━━━ RAW RECORDS

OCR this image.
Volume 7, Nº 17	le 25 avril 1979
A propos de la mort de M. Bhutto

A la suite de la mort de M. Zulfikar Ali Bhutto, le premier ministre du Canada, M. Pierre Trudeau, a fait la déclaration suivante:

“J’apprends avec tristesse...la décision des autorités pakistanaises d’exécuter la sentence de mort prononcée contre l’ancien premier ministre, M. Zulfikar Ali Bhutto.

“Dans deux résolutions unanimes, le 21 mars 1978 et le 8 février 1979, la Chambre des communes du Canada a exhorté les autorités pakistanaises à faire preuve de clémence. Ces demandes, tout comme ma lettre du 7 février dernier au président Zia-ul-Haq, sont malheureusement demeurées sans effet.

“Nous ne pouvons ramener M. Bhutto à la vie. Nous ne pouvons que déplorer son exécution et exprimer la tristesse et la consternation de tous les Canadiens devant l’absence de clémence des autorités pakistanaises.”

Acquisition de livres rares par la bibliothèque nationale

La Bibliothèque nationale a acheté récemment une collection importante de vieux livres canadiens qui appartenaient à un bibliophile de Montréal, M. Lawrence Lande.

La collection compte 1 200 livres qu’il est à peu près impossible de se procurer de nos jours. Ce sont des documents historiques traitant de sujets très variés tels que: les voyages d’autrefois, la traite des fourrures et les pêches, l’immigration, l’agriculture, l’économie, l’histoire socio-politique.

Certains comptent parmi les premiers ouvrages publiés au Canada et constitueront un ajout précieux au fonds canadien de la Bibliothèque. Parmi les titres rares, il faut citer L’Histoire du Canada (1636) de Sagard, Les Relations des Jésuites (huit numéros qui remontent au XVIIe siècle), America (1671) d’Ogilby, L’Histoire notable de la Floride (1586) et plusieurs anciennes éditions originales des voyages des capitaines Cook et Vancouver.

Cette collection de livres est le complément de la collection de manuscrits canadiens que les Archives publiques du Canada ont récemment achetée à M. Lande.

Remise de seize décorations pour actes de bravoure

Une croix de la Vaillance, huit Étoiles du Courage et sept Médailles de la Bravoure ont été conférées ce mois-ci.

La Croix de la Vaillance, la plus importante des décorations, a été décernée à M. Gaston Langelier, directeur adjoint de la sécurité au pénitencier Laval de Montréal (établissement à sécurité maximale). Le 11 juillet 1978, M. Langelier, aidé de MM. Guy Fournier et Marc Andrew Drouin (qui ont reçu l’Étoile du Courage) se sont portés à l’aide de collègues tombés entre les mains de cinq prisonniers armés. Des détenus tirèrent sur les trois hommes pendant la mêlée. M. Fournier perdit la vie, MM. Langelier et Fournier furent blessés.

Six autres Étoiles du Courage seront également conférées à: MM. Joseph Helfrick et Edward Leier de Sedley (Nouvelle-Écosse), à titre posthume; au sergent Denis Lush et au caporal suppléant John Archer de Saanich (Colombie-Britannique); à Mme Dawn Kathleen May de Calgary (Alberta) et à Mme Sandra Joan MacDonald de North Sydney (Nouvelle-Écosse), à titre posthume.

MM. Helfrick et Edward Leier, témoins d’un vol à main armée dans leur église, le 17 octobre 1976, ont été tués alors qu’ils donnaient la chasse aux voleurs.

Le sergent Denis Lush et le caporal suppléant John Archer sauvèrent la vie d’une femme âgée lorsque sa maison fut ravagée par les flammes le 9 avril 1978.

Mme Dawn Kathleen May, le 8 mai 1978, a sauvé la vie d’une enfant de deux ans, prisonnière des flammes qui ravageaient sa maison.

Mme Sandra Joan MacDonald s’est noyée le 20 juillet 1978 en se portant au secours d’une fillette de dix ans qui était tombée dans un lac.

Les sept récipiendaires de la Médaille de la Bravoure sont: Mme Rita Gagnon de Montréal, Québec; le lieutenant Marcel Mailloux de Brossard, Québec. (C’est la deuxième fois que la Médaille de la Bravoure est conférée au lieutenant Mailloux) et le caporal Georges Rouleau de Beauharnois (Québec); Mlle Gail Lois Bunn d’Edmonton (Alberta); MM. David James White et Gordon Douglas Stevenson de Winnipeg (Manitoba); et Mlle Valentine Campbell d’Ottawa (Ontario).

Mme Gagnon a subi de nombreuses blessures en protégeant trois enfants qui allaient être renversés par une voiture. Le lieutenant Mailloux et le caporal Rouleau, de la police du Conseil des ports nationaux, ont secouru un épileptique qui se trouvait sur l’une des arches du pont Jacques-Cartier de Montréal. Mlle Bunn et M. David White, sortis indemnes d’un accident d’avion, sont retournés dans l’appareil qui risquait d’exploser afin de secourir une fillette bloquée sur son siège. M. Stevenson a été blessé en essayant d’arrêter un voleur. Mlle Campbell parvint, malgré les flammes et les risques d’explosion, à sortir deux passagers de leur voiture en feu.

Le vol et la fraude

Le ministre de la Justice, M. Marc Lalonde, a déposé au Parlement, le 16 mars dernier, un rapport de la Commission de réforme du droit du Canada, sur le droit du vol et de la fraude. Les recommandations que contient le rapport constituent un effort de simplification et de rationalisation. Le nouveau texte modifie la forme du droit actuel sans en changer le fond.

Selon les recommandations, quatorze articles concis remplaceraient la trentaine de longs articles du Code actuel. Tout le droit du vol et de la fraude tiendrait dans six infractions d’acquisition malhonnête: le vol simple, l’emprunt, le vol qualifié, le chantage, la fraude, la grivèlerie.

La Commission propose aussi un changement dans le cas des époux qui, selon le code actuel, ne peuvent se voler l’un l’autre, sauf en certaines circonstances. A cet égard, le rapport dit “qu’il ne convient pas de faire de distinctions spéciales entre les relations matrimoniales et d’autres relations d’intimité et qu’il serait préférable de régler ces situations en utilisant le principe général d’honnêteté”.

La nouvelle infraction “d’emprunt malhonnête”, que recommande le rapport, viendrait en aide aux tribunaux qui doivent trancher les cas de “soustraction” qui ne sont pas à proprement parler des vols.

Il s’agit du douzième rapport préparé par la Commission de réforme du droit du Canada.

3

━━━━━━
━━━ RAW RECORDS

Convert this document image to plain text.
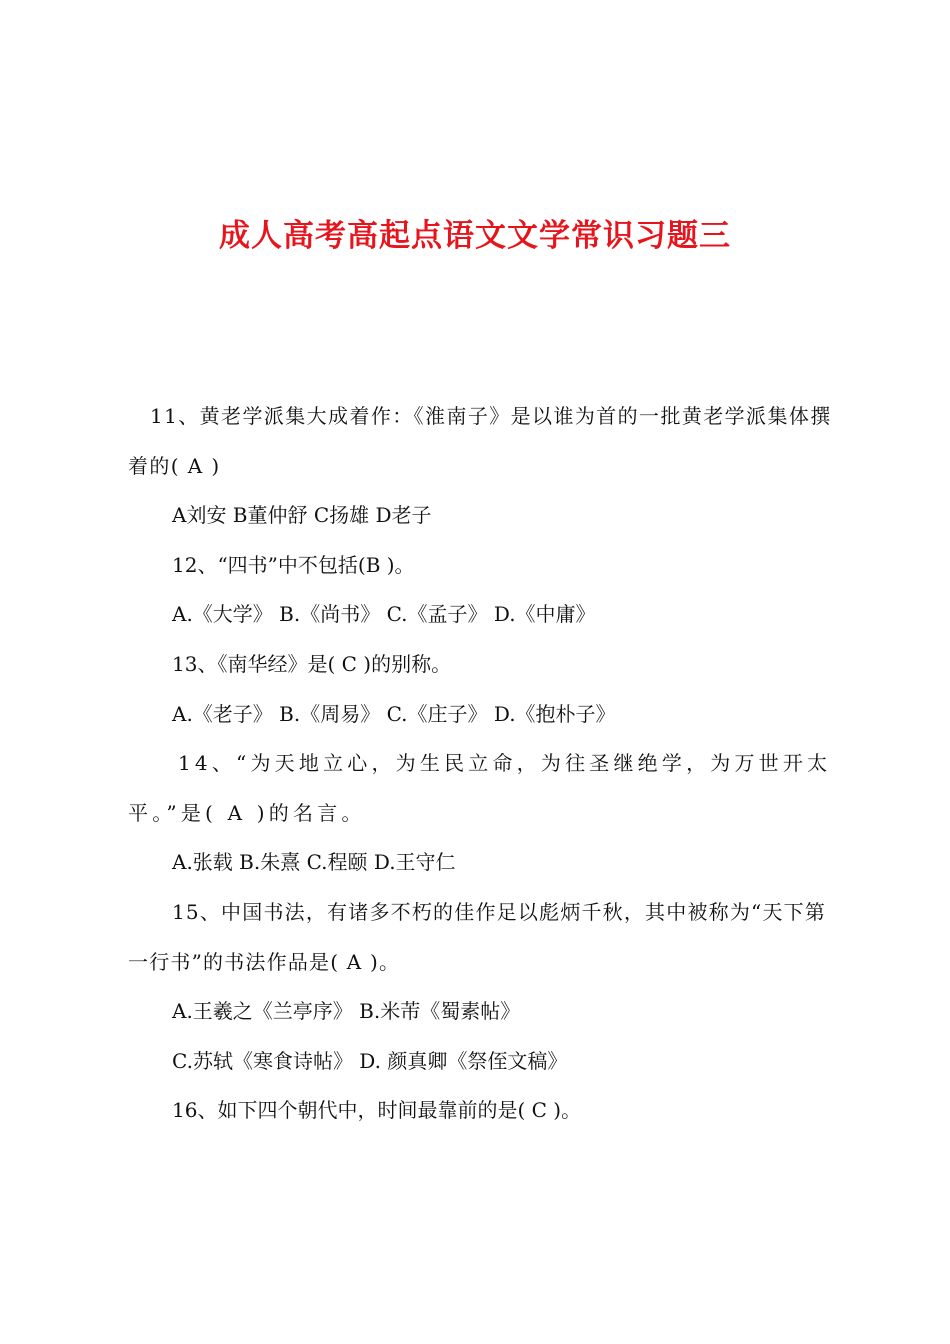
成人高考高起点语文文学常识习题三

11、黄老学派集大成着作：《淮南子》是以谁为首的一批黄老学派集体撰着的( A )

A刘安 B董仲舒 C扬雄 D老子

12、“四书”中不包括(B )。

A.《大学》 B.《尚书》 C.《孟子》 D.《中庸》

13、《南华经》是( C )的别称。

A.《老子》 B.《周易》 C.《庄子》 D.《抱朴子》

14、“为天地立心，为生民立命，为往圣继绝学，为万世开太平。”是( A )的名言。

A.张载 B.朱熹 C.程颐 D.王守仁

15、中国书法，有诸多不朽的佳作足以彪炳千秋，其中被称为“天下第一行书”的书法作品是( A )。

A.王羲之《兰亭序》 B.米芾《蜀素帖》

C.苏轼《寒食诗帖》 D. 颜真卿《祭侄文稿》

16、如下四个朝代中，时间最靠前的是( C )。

━━━━━━

*GIVEN INSTRUCTION:* Working from the listing above, pick out every line that has "flammes" and copy it.

*TASK SOLUTION:*
Le sergent Denis Lush et le caporal suppléant John Archer sauvèrent la vie d’une femme âgée lorsque sa maison fut ravagée par les flammes le 9 avril 1978.
Mme Dawn Kathleen May, le 8 mai 1978, a sauvé la vie d’une enfant de deux ans, prisonnière des flammes qui ravageaient sa maison.
Mme Gagnon a subi de nombreuses blessures en protégeant trois enfants qui allaient être renversés par une voiture. Le lieutenant Mailloux et le caporal Rouleau, de la police du Conseil des ports nationaux, ont secouru un épileptique qui se trouvait sur l’une des arches du pont Jacques-Cartier de Montréal. Mlle Bunn et M. David White, sortis indemnes d’un accident d’avion, sont retournés dans l’appareil qui risquait d’exploser afin de secourir une fillette bloquée sur son siège. M. Stevenson a été blessé en essayant d’arrêter un voleur. Mlle Campbell parvint, malgré les flammes et les risques d’explosion, à sortir deux passagers de leur voiture en feu.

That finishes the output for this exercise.